Exercise: Where a line below holds the string "Incidence", copy that line.

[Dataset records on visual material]

= = = = = = =

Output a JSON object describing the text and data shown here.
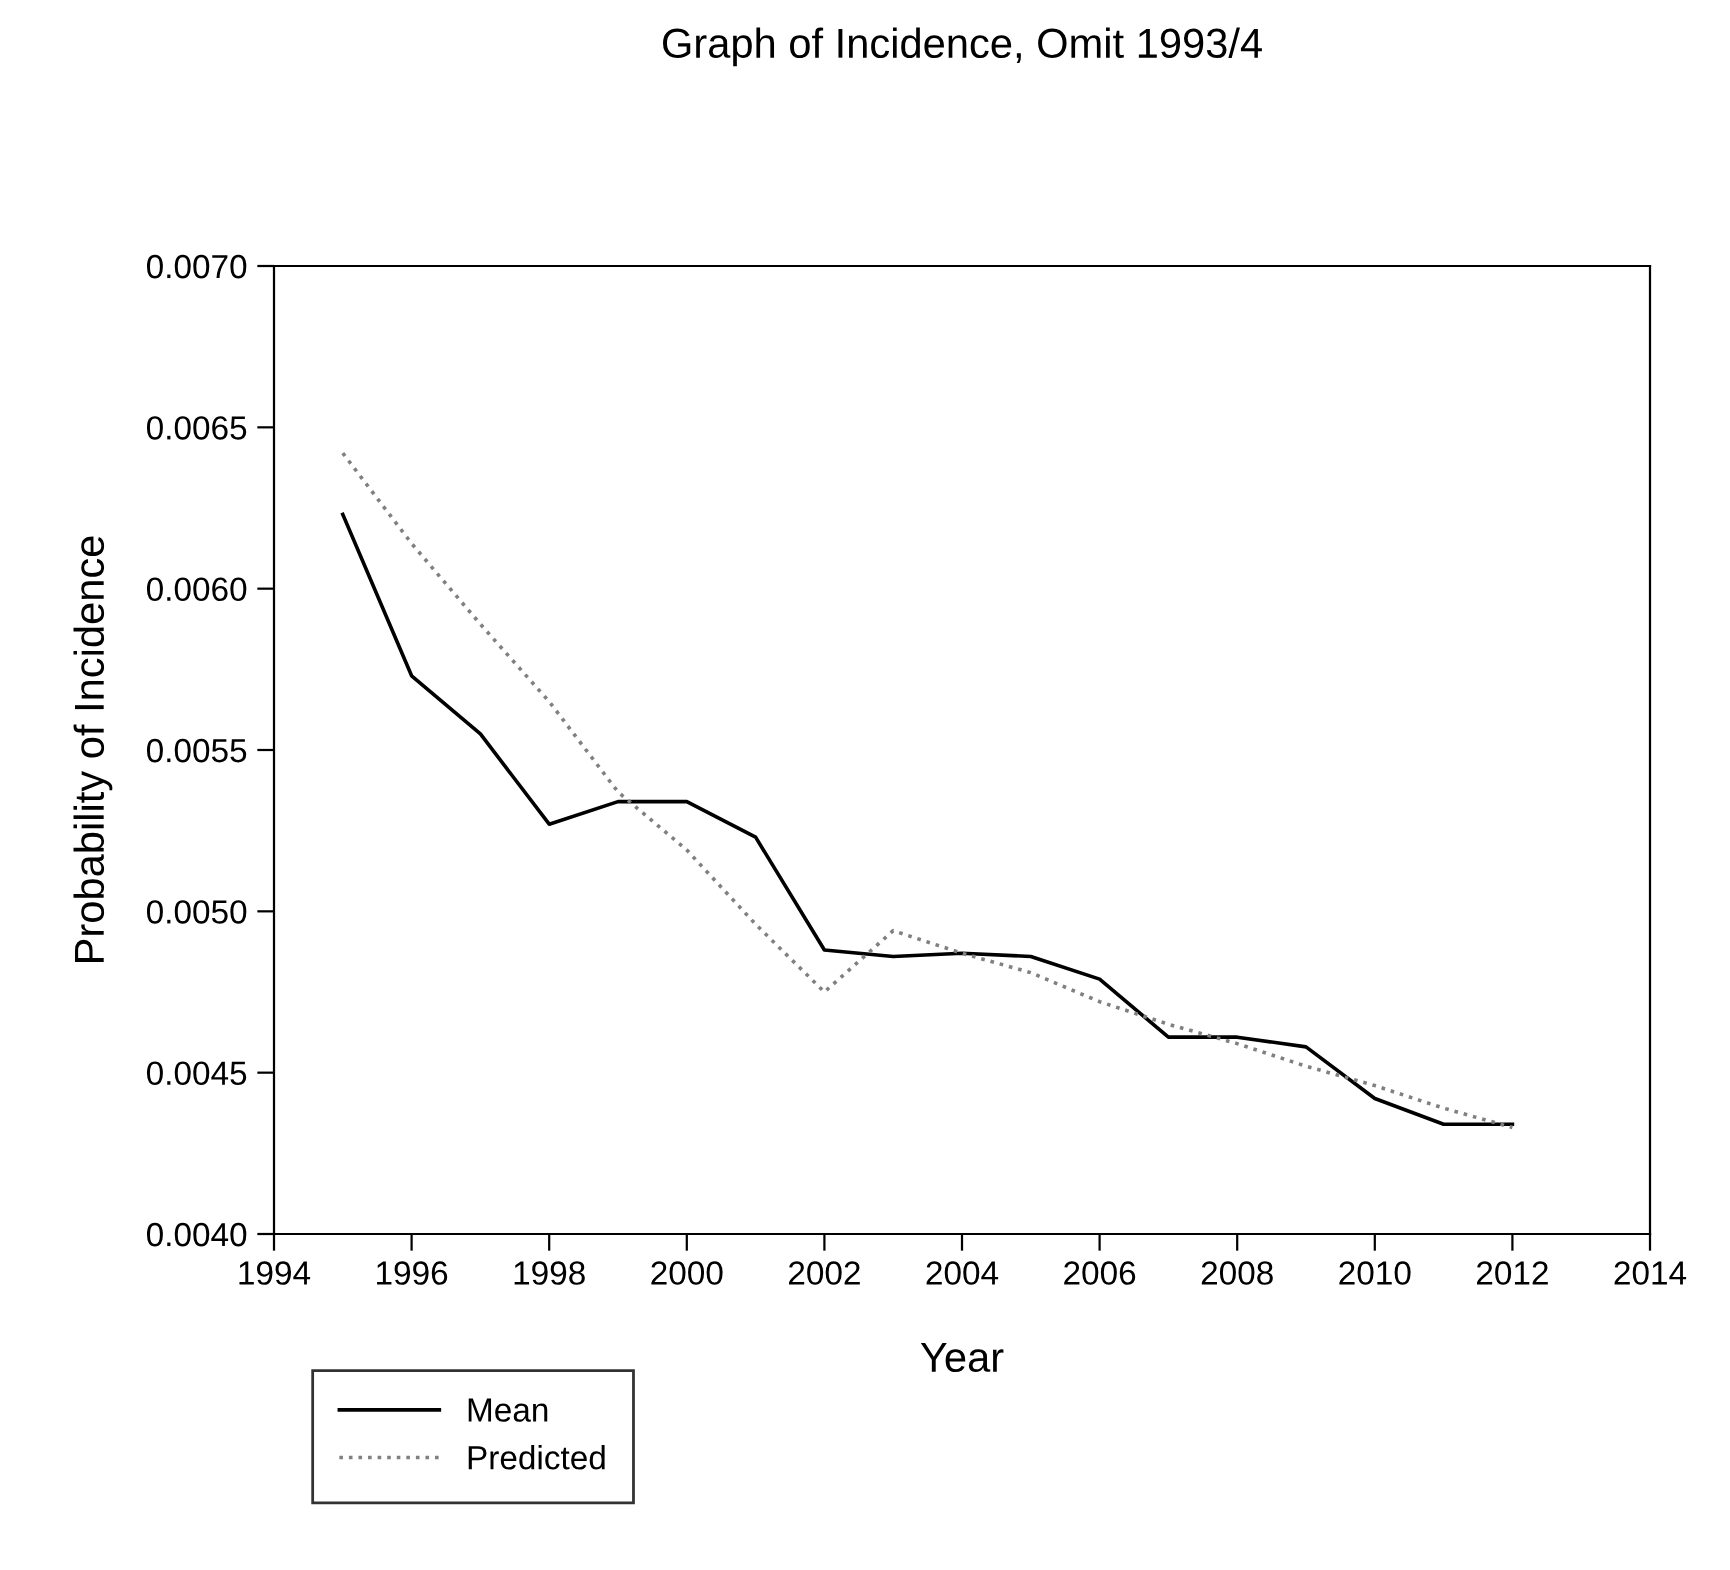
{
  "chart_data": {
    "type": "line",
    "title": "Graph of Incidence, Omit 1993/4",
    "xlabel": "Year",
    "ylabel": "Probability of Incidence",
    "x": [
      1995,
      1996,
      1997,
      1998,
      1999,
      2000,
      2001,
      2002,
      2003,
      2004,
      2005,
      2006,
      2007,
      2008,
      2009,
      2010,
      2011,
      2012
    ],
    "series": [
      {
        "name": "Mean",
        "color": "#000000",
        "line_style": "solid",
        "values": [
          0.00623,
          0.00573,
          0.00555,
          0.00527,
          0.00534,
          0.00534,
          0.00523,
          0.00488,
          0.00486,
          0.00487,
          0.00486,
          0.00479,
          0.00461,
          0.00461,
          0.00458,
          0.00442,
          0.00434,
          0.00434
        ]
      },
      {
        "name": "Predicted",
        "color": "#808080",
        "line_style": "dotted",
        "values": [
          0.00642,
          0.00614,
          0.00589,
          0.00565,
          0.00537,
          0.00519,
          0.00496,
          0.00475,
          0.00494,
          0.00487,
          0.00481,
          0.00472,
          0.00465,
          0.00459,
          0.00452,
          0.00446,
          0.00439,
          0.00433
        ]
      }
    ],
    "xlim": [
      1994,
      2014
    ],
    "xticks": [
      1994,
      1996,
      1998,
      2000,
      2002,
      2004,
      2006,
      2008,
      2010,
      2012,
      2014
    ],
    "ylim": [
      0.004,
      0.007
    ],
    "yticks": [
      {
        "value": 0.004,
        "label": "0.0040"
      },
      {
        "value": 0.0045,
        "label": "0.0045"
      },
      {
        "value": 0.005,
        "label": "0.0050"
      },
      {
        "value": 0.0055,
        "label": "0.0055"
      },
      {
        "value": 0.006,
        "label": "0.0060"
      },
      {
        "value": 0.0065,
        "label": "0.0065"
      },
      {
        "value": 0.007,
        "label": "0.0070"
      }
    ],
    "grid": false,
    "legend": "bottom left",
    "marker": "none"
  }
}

= = = = = = =

Answer to the problem:
    "title": "Graph of Incidence, Omit 1993/4",
    "ylabel": "Probability of Incidence",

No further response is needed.